Raw data -
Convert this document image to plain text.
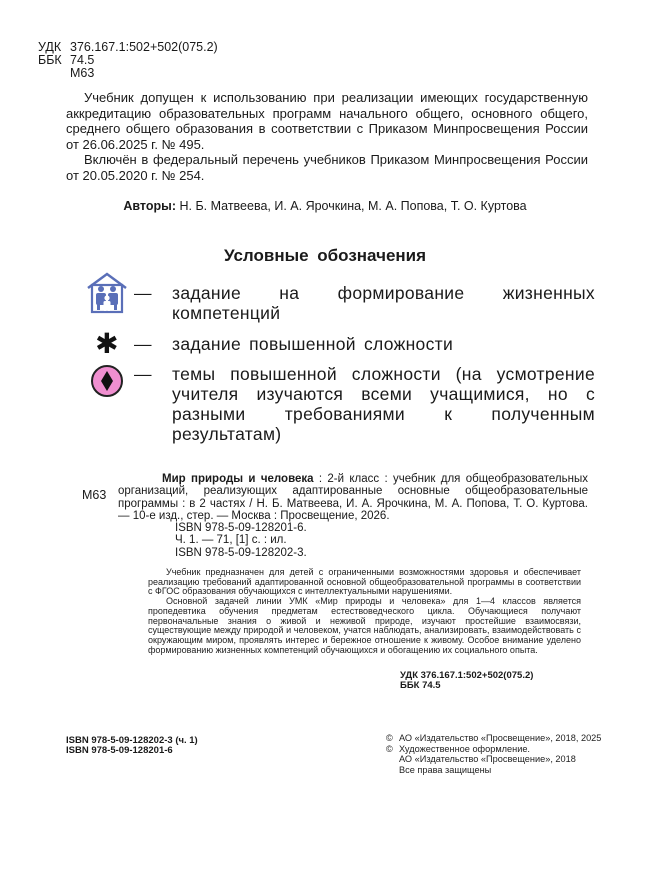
УДК 376.167.1:502+502(075.2)
ББК 74.5
М63

Учебник допущен к использованию при реализации имеющих государственную аккредитацию образовательных программ начального общего, основного общего, среднего общего образования в соответствии с Приказом Минпросвещения России от 26.06.2025 г. № 495.

Включён в федеральный перечень учебников Приказом Минпросвещения России от 20.05.2020 г. № 254.

Авторы: Н. Б. Матвеева, И. А. Ярочкина, М. А. Попова, Т. О. Куртова
Условные обозначения
—	задание на формирование жизненных компетенций
✱ —	задание повышенной сложности
—	темы повышенной сложности (на усмотрение учителя изучаются всеми учащимися, но с разными требованиями к полученным результатам)
М63

Мир природы и человека : 2-й класс : учебник для общеобразовательных организаций, реализующих адаптированные основные общеобразовательные программы : в 2 частях / Н. Б. Матвеева, И. А. Ярочкина, М. А. Попова, Т. О. Куртова. — 10-е изд., стер. — Москва : Просвещение, 2026.

ISBN 978-5-09-128201-6.

Ч. 1. — 71, [1] с. : ил.

ISBN 978-5-09-128202-3.

Учебник предназначен для детей с ограниченными возможностями здоровья и обеспечивает реализацию требований адаптированной основной общеобразовательной программы в соответствии с ФГОС образования обучающихся с интеллектуальными нарушениями.

Основной задачей линии УМК «Мир природы и человека» для 1—4 классов является пропедевтика обучения предметам естествоведческого цикла. Обучающиеся получают первоначальные знания о живой и неживой природе, изучают простейшие взаимосвязи, существующие между природой и человеком, учатся наблюдать, анализировать, взаимодействовать с окружающим миром, проявлять интерес и бережное отношение к живому. Особое внимание уделено формированию жизненных компетенций обучающихся и обогащению их социального опыта.

УДК 376.167.1:502+502(075.2)
ББК 74.5
ISBN 978-5-09-128202-3 (ч. 1)
ISBN 978-5-09-128201-6
© АО «Издательство «Просвещение», 2018, 2025
© Художественное оформление.
АО «Издательство «Просвещение», 2018
Все права защищены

Problem to work on - Give every record again exactly, apart from the pictures, which stay out.

Final result -
Convert this document image to plain text.
УДК 376.167.1:502+502(075.2)
ББК 74.5
М63

Учебник допущен к использованию при реализации имеющих государственную аккредитацию образовательных программ начального общего, основного общего, среднего общего образования в соответствии с Приказом Минпросвещения России от 26.06.2025 г. № 495.

Включён в федеральный перечень учебников Приказом Минпросвещения России от 20.05.2020 г. № 254.

Авторы: Н. Б. Матвеева, И. А. Ярочкина, М. А. Попова, Т. О. Куртова
Условные обозначения
—	задание на формирование жизненных компетенций
✱ —	задание повышенной сложности
—	темы повышенной сложности (на усмотрение учителя изучаются всеми учащимися, но с разными требованиями к полученным результатам)
М63

Мир природы и человека : 2-й класс : учебник для общеобразовательных организаций, реализующих адаптированные основные общеобразовательные программы : в 2 частях / Н. Б. Матвеева, И. А. Ярочкина, М. А. Попова, Т. О. Куртова. — 10-е изд., стер. — Москва : Просвещение, 2026.

ISBN 978-5-09-128201-6.

Ч. 1. — 71, [1] с. : ил.

ISBN 978-5-09-128202-3.

Учебник предназначен для детей с ограниченными возможностями здоровья и обеспечивает реализацию требований адаптированной основной общеобразовательной программы в соответствии с ФГОС образования обучающихся с интеллектуальными нарушениями.

Основной задачей линии УМК «Мир природы и человека» для 1—4 классов является пропедевтика обучения предметам естествоведческого цикла. Обучающиеся получают первоначальные знания о живой и неживой природе, изучают простейшие взаимосвязи, существующие между природой и человеком, учатся наблюдать, анализировать, взаимодействовать с окружающим миром, проявлять интерес и бережное отношение к живому. Особое внимание уделено формированию жизненных компетенций обучающихся и обогащению их социального опыта.

УДК 376.167.1:502+502(075.2)
ББК 74.5
ISBN 978-5-09-128202-3 (ч. 1)
ISBN 978-5-09-128201-6
© АО «Издательство «Просвещение», 2018, 2025
© Художественное оформление.
АО «Издательство «Просвещение», 2018
Все права защищены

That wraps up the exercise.